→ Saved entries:
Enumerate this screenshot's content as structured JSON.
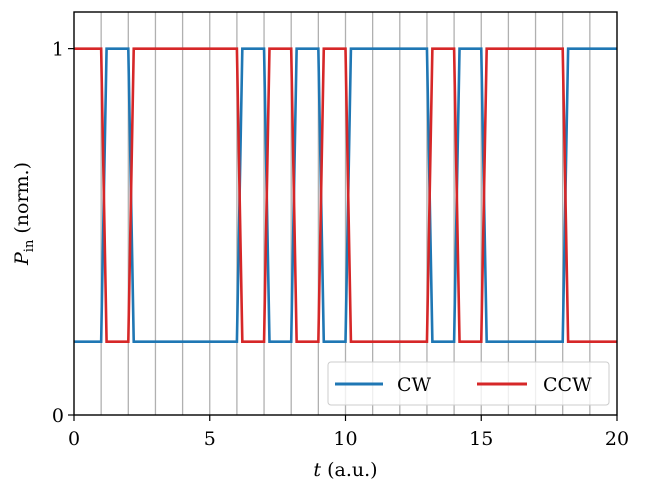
{
  "chart_data": {
    "type": "line",
    "title": "",
    "xlabel": {
      "symbol": "t",
      "unit": " (a.u.)"
    },
    "ylabel": {
      "symbol": "P",
      "subscript": "in",
      "unit": " (norm.)"
    },
    "xlim": [
      0,
      20
    ],
    "ylim": [
      0,
      1.1
    ],
    "xticks": [
      0,
      5,
      10,
      15,
      20
    ],
    "yticks": [
      0,
      1
    ],
    "vertical_gridlines_at": [
      1,
      2,
      3,
      4,
      5,
      6,
      7,
      8,
      9,
      10,
      11,
      12,
      13,
      14,
      15,
      16,
      17,
      18,
      19
    ],
    "grid": "vertical",
    "legend_position": "lower-right",
    "legend_columns": 2,
    "series": [
      {
        "name": "CW",
        "color": "#1f77b4",
        "x": [
          0,
          1,
          1.2,
          2,
          2.2,
          6,
          6.2,
          7,
          7.2,
          8,
          8.2,
          9,
          9.2,
          10,
          10.2,
          13,
          13.2,
          14,
          14.2,
          15,
          15.2,
          18,
          18.2,
          20
        ],
        "y": [
          0.2,
          0.2,
          1,
          1,
          0.2,
          0.2,
          1,
          1,
          0.2,
          0.2,
          1,
          1,
          0.2,
          0.2,
          1,
          1,
          0.2,
          0.2,
          1,
          1,
          0.2,
          0.2,
          1,
          1
        ]
      },
      {
        "name": "CCW",
        "color": "#d62728",
        "x": [
          0,
          1,
          1.2,
          2,
          2.2,
          6,
          6.2,
          7,
          7.2,
          8,
          8.2,
          9,
          9.2,
          10,
          10.2,
          13,
          13.2,
          14,
          14.2,
          15,
          15.2,
          18,
          18.2,
          20
        ],
        "y": [
          1,
          1,
          0.2,
          0.2,
          1,
          1,
          0.2,
          0.2,
          1,
          1,
          0.2,
          0.2,
          1,
          1,
          0.2,
          0.2,
          1,
          1,
          0.2,
          0.2,
          1,
          1,
          0.2,
          0.2
        ]
      }
    ]
  }
}
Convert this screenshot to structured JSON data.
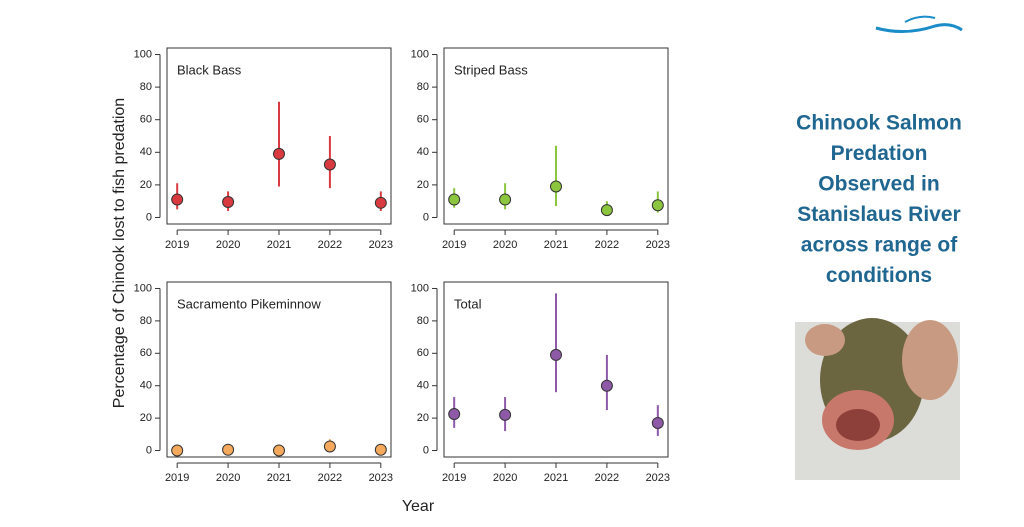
{
  "y_label": "Percentage of Chinook lost to fish predation",
  "x_label": "Year",
  "headline": [
    "Chinook Salmon",
    "Predation",
    "Observed in",
    "Stanislaus River",
    "across range of",
    "conditions"
  ],
  "chart_data": [
    {
      "type": "errorpoint",
      "title": "Black Bass",
      "color": "#d83a3f",
      "categories": [
        "2019",
        "2020",
        "2021",
        "2022",
        "2023"
      ],
      "values": [
        11,
        9.5,
        39,
        32.5,
        9
      ],
      "lower": [
        5,
        4,
        19,
        18,
        4
      ],
      "upper": [
        21,
        16,
        71,
        50,
        16
      ],
      "ylim": [
        -4,
        104
      ],
      "yticks": [
        0,
        20,
        40,
        60,
        80,
        100
      ]
    },
    {
      "type": "errorpoint",
      "title": "Striped Bass",
      "color": "#8cc63f",
      "categories": [
        "2019",
        "2020",
        "2021",
        "2022",
        "2023"
      ],
      "values": [
        11,
        11,
        19,
        4.5,
        7.5
      ],
      "lower": [
        6,
        5,
        7,
        2,
        3
      ],
      "upper": [
        18,
        21,
        44,
        10,
        16
      ],
      "ylim": [
        -4,
        104
      ],
      "yticks": [
        0,
        20,
        40,
        60,
        80,
        100
      ]
    },
    {
      "type": "errorpoint",
      "title": "Sacramento Pikeminnow",
      "color": "#f5a95c",
      "categories": [
        "2019",
        "2020",
        "2021",
        "2022",
        "2023"
      ],
      "values": [
        0,
        0.5,
        0,
        2.5,
        0.5
      ],
      "lower": [
        0,
        0,
        0,
        0,
        0
      ],
      "upper": [
        1,
        2,
        1,
        7,
        2
      ],
      "ylim": [
        -4,
        104
      ],
      "yticks": [
        0,
        20,
        40,
        60,
        80,
        100
      ]
    },
    {
      "type": "errorpoint",
      "title": "Total",
      "color": "#8e5aa8",
      "categories": [
        "2019",
        "2020",
        "2021",
        "2022",
        "2023"
      ],
      "values": [
        22.5,
        22,
        59,
        40,
        17
      ],
      "lower": [
        14,
        12,
        36,
        25,
        9
      ],
      "upper": [
        33,
        33,
        97,
        59,
        28
      ],
      "ylim": [
        -4,
        104
      ],
      "yticks": [
        0,
        20,
        40,
        60,
        80,
        100
      ]
    }
  ]
}
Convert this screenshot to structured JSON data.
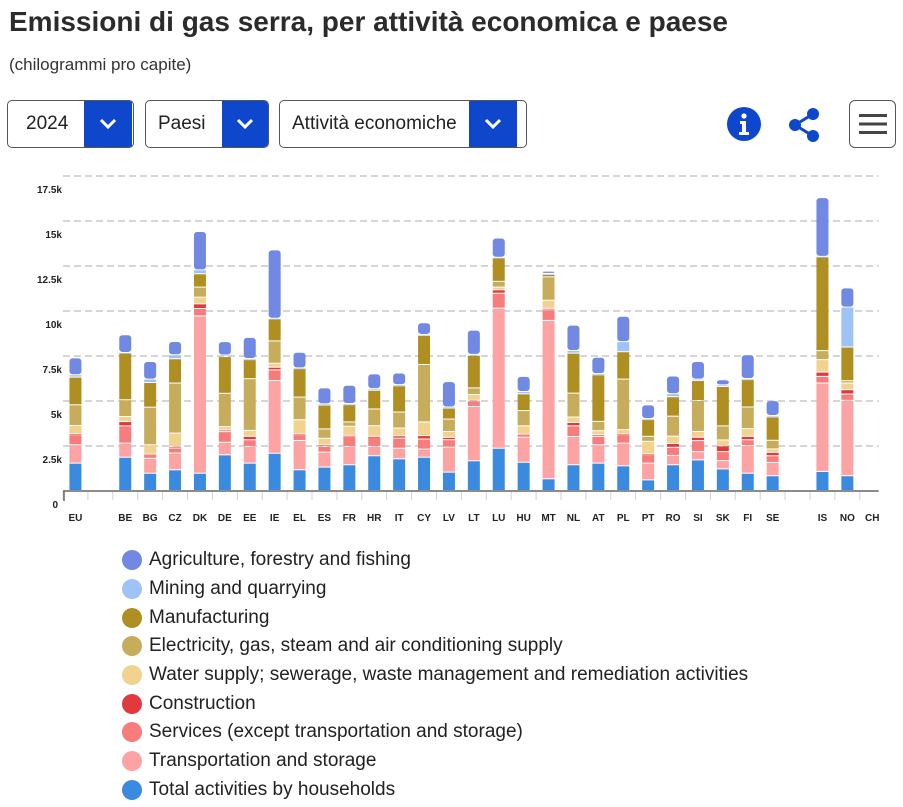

→ Stated task: State how many lines of the data include the word "Chinook", with nothing else.

→ Written response: 2